= Problem statement =
Write out every entry, unchanged. Skip any picture.

= Available data =
____

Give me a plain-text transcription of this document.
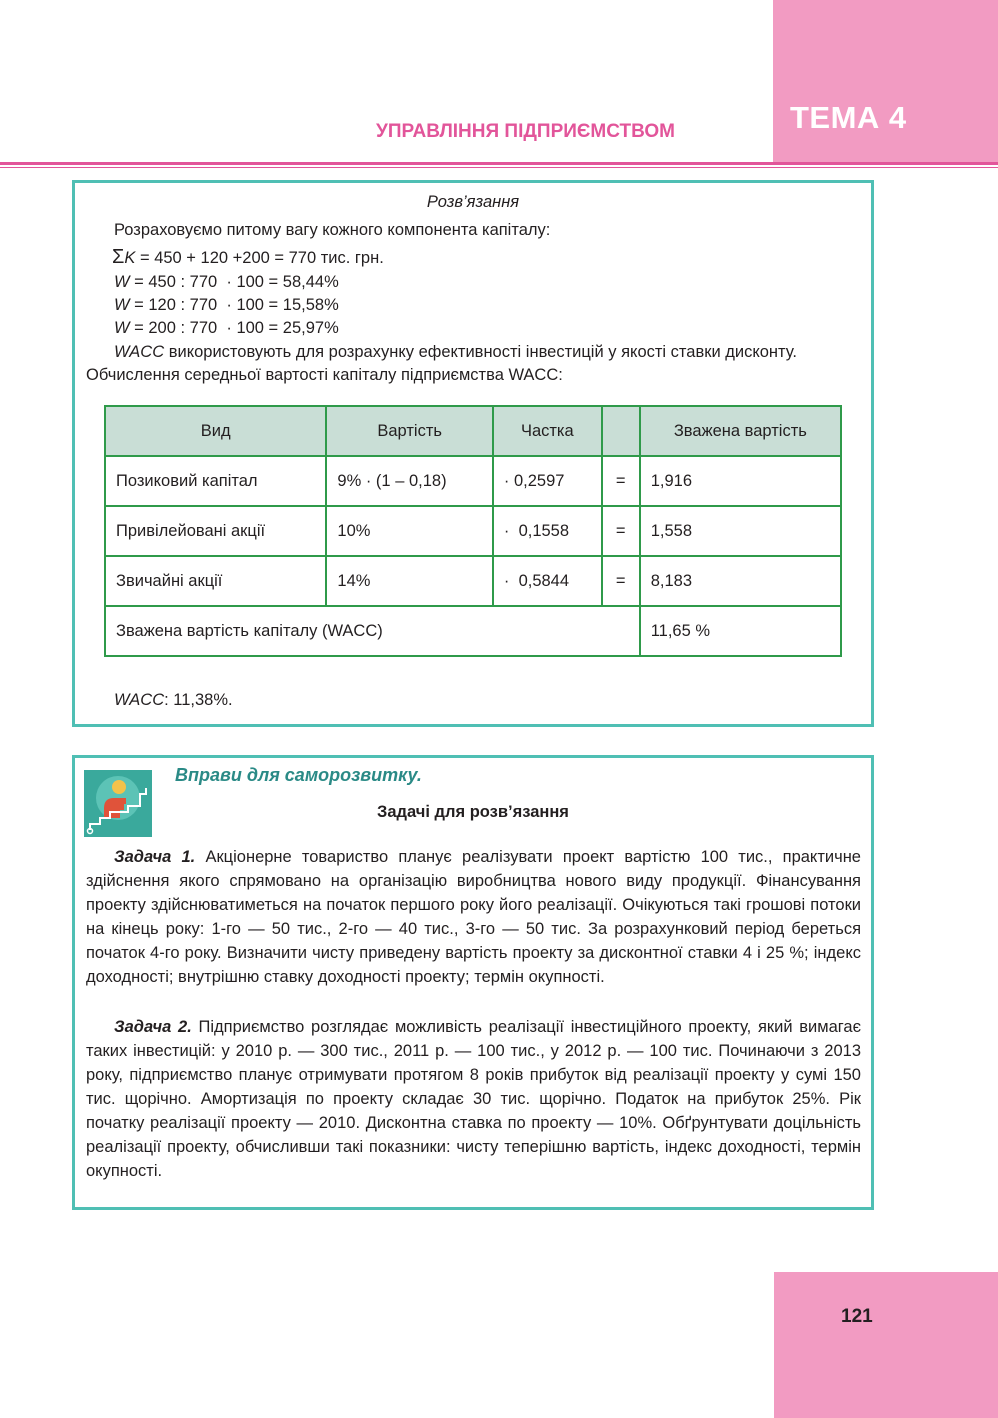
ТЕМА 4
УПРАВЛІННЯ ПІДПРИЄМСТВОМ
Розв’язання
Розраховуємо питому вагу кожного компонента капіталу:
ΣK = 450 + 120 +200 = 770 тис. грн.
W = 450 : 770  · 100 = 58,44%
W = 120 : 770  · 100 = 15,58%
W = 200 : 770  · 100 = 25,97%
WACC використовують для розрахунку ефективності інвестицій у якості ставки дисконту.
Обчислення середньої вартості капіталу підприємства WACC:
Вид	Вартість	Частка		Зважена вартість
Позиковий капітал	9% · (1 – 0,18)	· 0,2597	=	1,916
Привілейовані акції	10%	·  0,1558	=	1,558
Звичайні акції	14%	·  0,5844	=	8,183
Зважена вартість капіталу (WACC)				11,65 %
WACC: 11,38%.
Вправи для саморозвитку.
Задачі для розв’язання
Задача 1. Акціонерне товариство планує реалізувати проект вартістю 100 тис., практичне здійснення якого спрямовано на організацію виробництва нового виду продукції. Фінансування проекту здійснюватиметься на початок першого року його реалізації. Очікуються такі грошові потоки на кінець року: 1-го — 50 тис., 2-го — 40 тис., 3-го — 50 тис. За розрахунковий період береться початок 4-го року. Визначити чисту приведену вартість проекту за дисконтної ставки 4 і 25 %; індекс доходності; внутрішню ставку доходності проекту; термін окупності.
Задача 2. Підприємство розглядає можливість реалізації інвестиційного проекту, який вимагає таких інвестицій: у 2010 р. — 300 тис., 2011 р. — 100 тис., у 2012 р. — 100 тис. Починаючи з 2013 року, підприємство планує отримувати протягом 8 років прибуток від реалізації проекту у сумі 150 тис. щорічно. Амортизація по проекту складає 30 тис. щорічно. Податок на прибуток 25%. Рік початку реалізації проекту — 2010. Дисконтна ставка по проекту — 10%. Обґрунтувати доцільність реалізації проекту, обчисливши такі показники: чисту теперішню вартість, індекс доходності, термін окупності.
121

____

= Reply to the task =
Give me a plain-text transcription of this document.
ТЕМА 4
УПРАВЛІННЯ ПІДПРИЄМСТВОМ
Розв’язання
Розраховуємо питому вагу кожного компонента капіталу:
ΣK = 450 + 120 +200 = 770 тис. грн.
W = 450 : 770  · 100 = 58,44%
W = 120 : 770  · 100 = 15,58%
W = 200 : 770  · 100 = 25,97%
WACC використовують для розрахунку ефективності інвестицій у якості ставки дисконту.
Обчислення середньої вартості капіталу підприємства WACC:
Вид	Вартість	Частка		Зважена вартість
Позиковий капітал	9% · (1 – 0,18)	· 0,2597	=	1,916
Привілейовані акції	10%	·  0,1558	=	1,558
Звичайні акції	14%	·  0,5844	=	8,183
Зважена вартість капіталу (WACC)				11,65 %
WACC: 11,38%.
Вправи для саморозвитку.
Задачі для розв’язання
Задача 1. Акціонерне товариство планує реалізувати проект вартістю 100 тис., практичне здійснення якого спрямовано на організацію виробництва нового виду продукції. Фінансування проекту здійснюватиметься на початок першого року його реалізації. Очікуються такі грошові потоки на кінець року: 1-го — 50 тис., 2-го — 40 тис., 3-го — 50 тис. За розрахунковий період береться початок 4-го року. Визначити чисту приведену вартість проекту за дисконтної ставки 4 і 25 %; індекс доходності; внутрішню ставку доходності проекту; термін окупності.
Задача 2. Підприємство розглядає можливість реалізації інвестиційного проекту, який вимагає таких інвестицій: у 2010 р. — 300 тис., 2011 р. — 100 тис., у 2012 р. — 100 тис. Починаючи з 2013 року, підприємство планує отримувати протягом 8 років прибуток від реалізації проекту у сумі 150 тис. щорічно. Амортизація по проекту складає 30 тис. щорічно. Податок на прибуток 25%. Рік початку реалізації проекту — 2010. Дисконтна ставка по проекту — 10%. Обґрунтувати доцільність реалізації проекту, обчисливши такі показники: чисту теперішню вартість, індекс доходності, термін окупності.
121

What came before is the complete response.